__What to do__
Output each line of the material exactly as it stands.

__Recorded data__
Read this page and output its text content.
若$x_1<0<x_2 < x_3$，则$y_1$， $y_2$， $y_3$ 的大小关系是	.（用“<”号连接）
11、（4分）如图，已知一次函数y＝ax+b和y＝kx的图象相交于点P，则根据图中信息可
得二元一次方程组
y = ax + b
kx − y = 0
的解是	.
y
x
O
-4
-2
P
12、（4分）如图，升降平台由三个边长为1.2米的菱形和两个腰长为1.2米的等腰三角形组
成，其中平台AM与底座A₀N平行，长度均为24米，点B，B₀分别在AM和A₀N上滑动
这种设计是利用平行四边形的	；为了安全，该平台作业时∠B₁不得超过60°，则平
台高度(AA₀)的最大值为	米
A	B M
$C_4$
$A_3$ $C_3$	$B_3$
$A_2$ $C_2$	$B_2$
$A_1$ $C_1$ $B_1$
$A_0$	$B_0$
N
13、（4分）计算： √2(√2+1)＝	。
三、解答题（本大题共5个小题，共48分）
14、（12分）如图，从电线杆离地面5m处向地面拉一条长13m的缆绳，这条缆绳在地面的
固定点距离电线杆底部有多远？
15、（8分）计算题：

__Solution for this problem__
Read this page and output its text content.
若$x_1<0<x_2 < x_3$，则$y_1$， $y_2$， $y_3$ 的大小关系是	.（用“<”号连接）
11、（4分）如图，已知一次函数y＝ax+b和y＝kx的图象相交于点P，则根据图中信息可
得二元一次方程组
y = ax + b
kx − y = 0
的解是	.
y
x
O
-4
-2
P
12、（4分）如图，升降平台由三个边长为1.2米的菱形和两个腰长为1.2米的等腰三角形组
成，其中平台AM与底座A₀N平行，长度均为24米，点B，B₀分别在AM和A₀N上滑动
这种设计是利用平行四边形的	；为了安全，该平台作业时∠B₁不得超过60°，则平
台高度(AA₀)的最大值为	米
A	B M
$C_4$
$A_3$ $C_3$	$B_3$
$A_2$ $C_2$	$B_2$
$A_1$ $C_1$ $B_1$
$A_0$	$B_0$
N
13、（4分）计算： √2(√2+1)＝	。
三、解答题（本大题共5个小题，共48分）
14、（12分）如图，从电线杆离地面5m处向地面拉一条长13m的缆绳，这条缆绳在地面的
固定点距离电线杆底部有多远？
15、（8分）计算题：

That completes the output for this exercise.